[Data tied to figure images]
--
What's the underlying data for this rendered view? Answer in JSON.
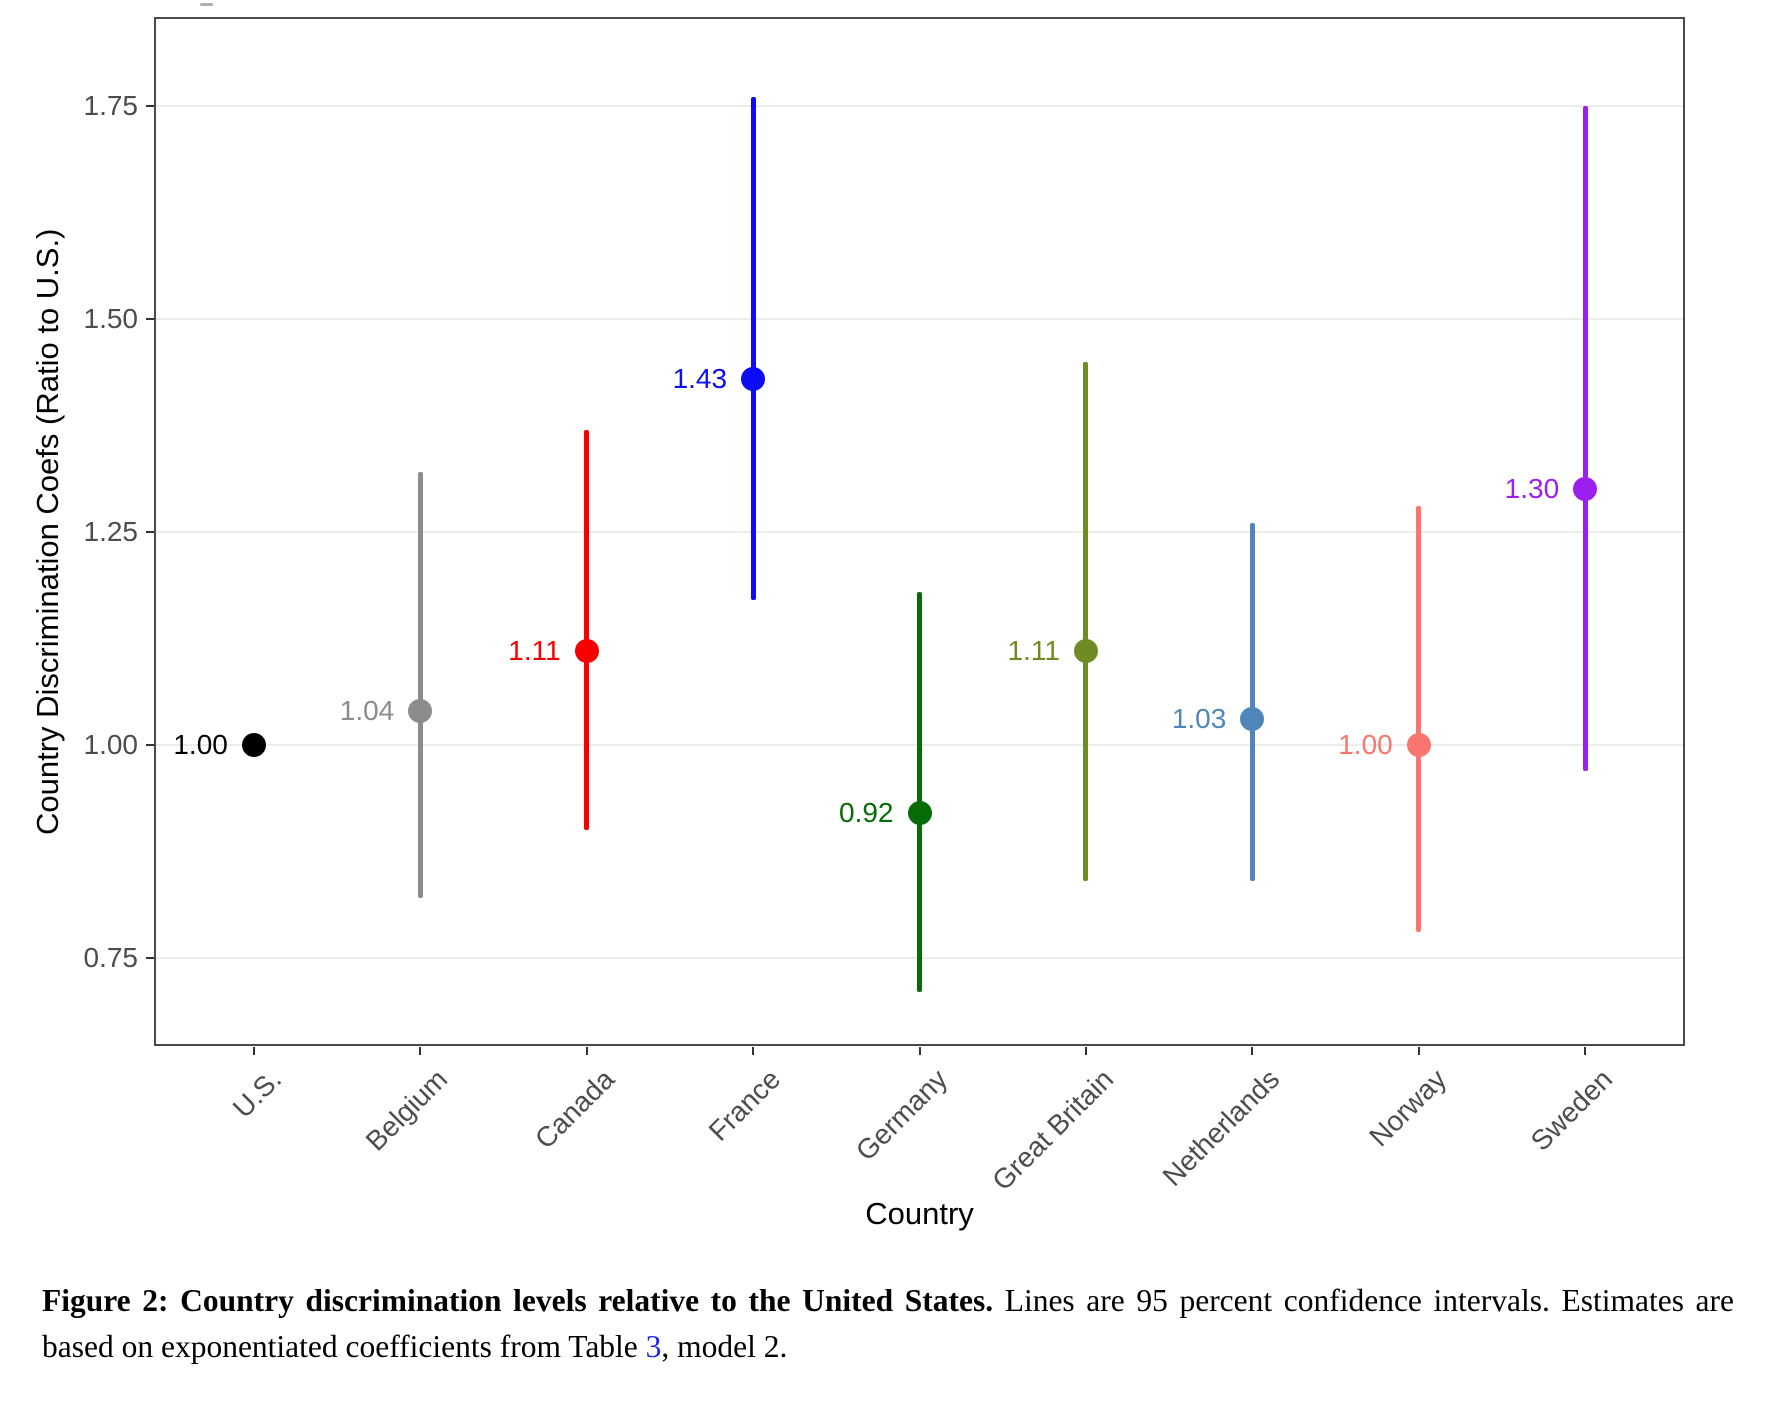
{
  "figure": {
    "y_axis_title": "Country Discrimination Coefs (Ratio to U.S.)",
    "x_axis_title": "Country"
  },
  "caption": {
    "figure_label": "Figure 2:",
    "bold_text": "Country discrimination levels relative to the United States.",
    "text_before_link": "Lines are 95 percent confidence intervals. Estimates are based on exponentiated coefficients from Table ",
    "link_text": "3",
    "text_after_link": ", model 2.",
    "link_color": "#2323ee"
  },
  "chart_data": {
    "type": "scatter",
    "title": "",
    "xlabel": "Country",
    "ylabel": "Country Discrimination Coefs (Ratio to U.S.)",
    "ylim": [
      0.65,
      1.85
    ],
    "yticks": [
      0.75,
      1.0,
      1.25,
      1.5,
      1.75
    ],
    "ytick_labels": [
      "0.75",
      "1.00",
      "1.25",
      "1.50",
      "1.75"
    ],
    "grid": "horizontal-major-only",
    "legend": "none",
    "error_bars": "95 percent confidence intervals",
    "categories": [
      "U.S.",
      "Belgium",
      "Canada",
      "France",
      "Germany",
      "Great Britain",
      "Netherlands",
      "Norway",
      "Sweden"
    ],
    "series": [
      {
        "name": "Country discrimination coefficient (ratio to U.S.)",
        "points": [
          {
            "country": "U.S.",
            "value": 1.0,
            "label": "1.00",
            "ci_low": null,
            "ci_high": null,
            "color": "#000000"
          },
          {
            "country": "Belgium",
            "value": 1.04,
            "label": "1.04",
            "ci_low": 0.82,
            "ci_high": 1.32,
            "color": "#8c8c8c"
          },
          {
            "country": "Canada",
            "value": 1.11,
            "label": "1.11",
            "ci_low": 0.9,
            "ci_high": 1.37,
            "color": "#f80000"
          },
          {
            "country": "France",
            "value": 1.43,
            "label": "1.43",
            "ci_low": 1.17,
            "ci_high": 1.76,
            "color": "#0d0df5"
          },
          {
            "country": "Germany",
            "value": 0.92,
            "label": "0.92",
            "ci_low": 0.71,
            "ci_high": 1.18,
            "color": "#076b07"
          },
          {
            "country": "Great Britain",
            "value": 1.11,
            "label": "1.11",
            "ci_low": 0.84,
            "ci_high": 1.45,
            "color": "#6f8b24"
          },
          {
            "country": "Netherlands",
            "value": 1.03,
            "label": "1.03",
            "ci_low": 0.84,
            "ci_high": 1.26,
            "color": "#4f87bb"
          },
          {
            "country": "Norway",
            "value": 1.0,
            "label": "1.00",
            "ci_low": 0.78,
            "ci_high": 1.28,
            "color": "#f8766d"
          },
          {
            "country": "Sweden",
            "value": 1.3,
            "label": "1.30",
            "ci_low": 0.97,
            "ci_high": 1.75,
            "color": "#9c1ff0"
          }
        ]
      }
    ]
  }
}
--
» Exercise task:
Repeat each record exactly, with the pictures left out.

» Solution below:
What's the underlying data for this rendered view? Answer in JSON.
{
  "figure": {
    "y_axis_title": "Country Discrimination Coefs (Ratio to U.S.)",
    "x_axis_title": "Country"
  },
  "caption": {
    "figure_label": "Figure 2:",
    "bold_text": "Country discrimination levels relative to the United States.",
    "text_before_link": "Lines are 95 percent confidence intervals. Estimates are based on exponentiated coefficients from Table ",
    "link_text": "3",
    "text_after_link": ", model 2.",
    "link_color": "#2323ee"
  },
  "chart_data": {
    "type": "scatter",
    "title": "",
    "xlabel": "Country",
    "ylabel": "Country Discrimination Coefs (Ratio to U.S.)",
    "ylim": [
      0.65,
      1.85
    ],
    "yticks": [
      0.75,
      1.0,
      1.25,
      1.5,
      1.75
    ],
    "ytick_labels": [
      "0.75",
      "1.00",
      "1.25",
      "1.50",
      "1.75"
    ],
    "grid": "horizontal-major-only",
    "legend": "none",
    "error_bars": "95 percent confidence intervals",
    "categories": [
      "U.S.",
      "Belgium",
      "Canada",
      "France",
      "Germany",
      "Great Britain",
      "Netherlands",
      "Norway",
      "Sweden"
    ],
    "series": [
      {
        "name": "Country discrimination coefficient (ratio to U.S.)",
        "points": [
          {
            "country": "U.S.",
            "value": 1.0,
            "label": "1.00",
            "ci_low": null,
            "ci_high": null,
            "color": "#000000"
          },
          {
            "country": "Belgium",
            "value": 1.04,
            "label": "1.04",
            "ci_low": 0.82,
            "ci_high": 1.32,
            "color": "#8c8c8c"
          },
          {
            "country": "Canada",
            "value": 1.11,
            "label": "1.11",
            "ci_low": 0.9,
            "ci_high": 1.37,
            "color": "#f80000"
          },
          {
            "country": "France",
            "value": 1.43,
            "label": "1.43",
            "ci_low": 1.17,
            "ci_high": 1.76,
            "color": "#0d0df5"
          },
          {
            "country": "Germany",
            "value": 0.92,
            "label": "0.92",
            "ci_low": 0.71,
            "ci_high": 1.18,
            "color": "#076b07"
          },
          {
            "country": "Great Britain",
            "value": 1.11,
            "label": "1.11",
            "ci_low": 0.84,
            "ci_high": 1.45,
            "color": "#6f8b24"
          },
          {
            "country": "Netherlands",
            "value": 1.03,
            "label": "1.03",
            "ci_low": 0.84,
            "ci_high": 1.26,
            "color": "#4f87bb"
          },
          {
            "country": "Norway",
            "value": 1.0,
            "label": "1.00",
            "ci_low": 0.78,
            "ci_high": 1.28,
            "color": "#f8766d"
          },
          {
            "country": "Sweden",
            "value": 1.3,
            "label": "1.30",
            "ci_low": 0.97,
            "ci_high": 1.75,
            "color": "#9c1ff0"
          }
        ]
      }
    ]
  }
}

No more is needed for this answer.